▶ [Directions for this task]: Would you transcribe the whole listing exactly, minus its pictures?

^^^^^^^^^^^^^^^^

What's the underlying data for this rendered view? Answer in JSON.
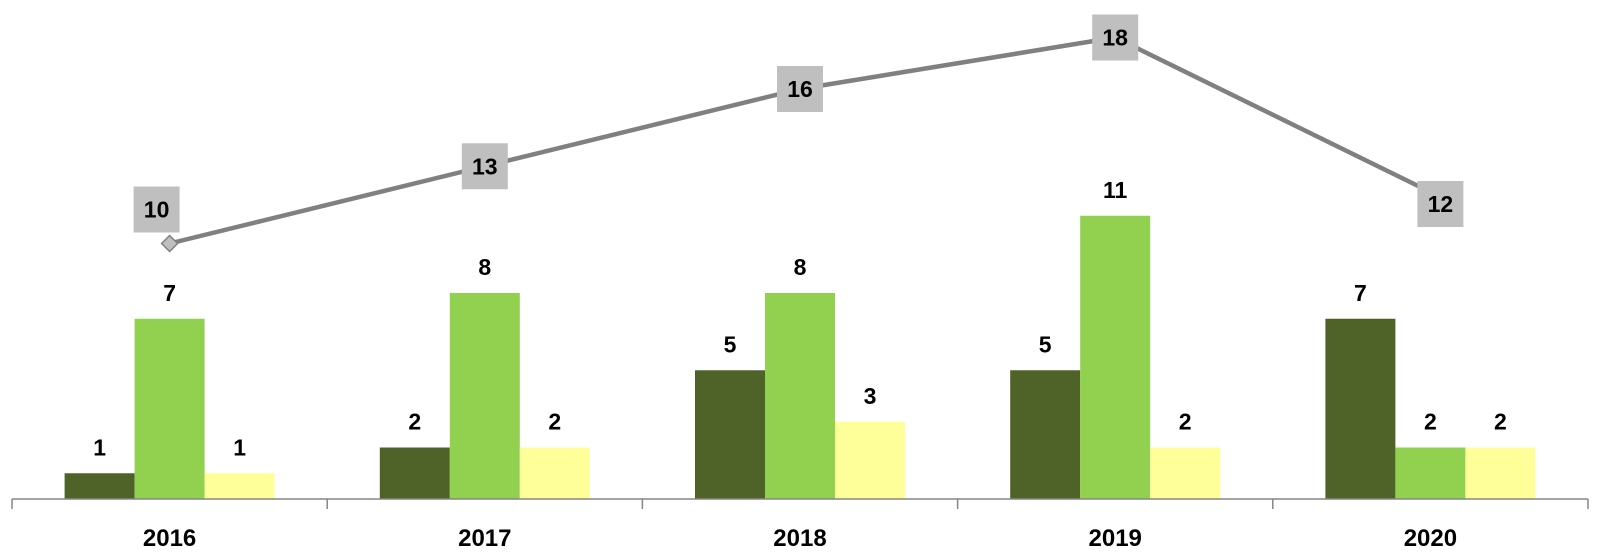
{
  "chart_data": {
    "type": "bar",
    "title": "",
    "xlabel": "",
    "ylabel": "",
    "categories": [
      "2016",
      "2017",
      "2018",
      "2019",
      "2020"
    ],
    "series": [
      {
        "values": [
          1,
          2,
          5,
          5,
          7
        ],
        "color": "#4f6228"
      },
      {
        "values": [
          7,
          8,
          8,
          11,
          2
        ],
        "color": "#92d050"
      },
      {
        "values": [
          1,
          2,
          3,
          2,
          2
        ],
        "color": "#ffff99"
      }
    ],
    "line": {
      "type": "line",
      "values": [
        10,
        13,
        16,
        18,
        12
      ],
      "color": "#808080",
      "label_box_color": "#bfbfbf"
    },
    "ylim": [
      0,
      19
    ],
    "grid": false,
    "legend": "none"
  }
}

^^^^^^^^^^^^^^^^

▶ [Written response]:
What's the underlying data for this rendered view? Answer in JSON.
{
  "chart_data": {
    "type": "bar",
    "title": "",
    "xlabel": "",
    "ylabel": "",
    "categories": [
      "2016",
      "2017",
      "2018",
      "2019",
      "2020"
    ],
    "series": [
      {
        "values": [
          1,
          2,
          5,
          5,
          7
        ],
        "color": "#4f6228"
      },
      {
        "values": [
          7,
          8,
          8,
          11,
          2
        ],
        "color": "#92d050"
      },
      {
        "values": [
          1,
          2,
          3,
          2,
          2
        ],
        "color": "#ffff99"
      }
    ],
    "line": {
      "type": "line",
      "values": [
        10,
        13,
        16,
        18,
        12
      ],
      "color": "#808080",
      "label_box_color": "#bfbfbf"
    },
    "ylim": [
      0,
      19
    ],
    "grid": false,
    "legend": "none"
  }
}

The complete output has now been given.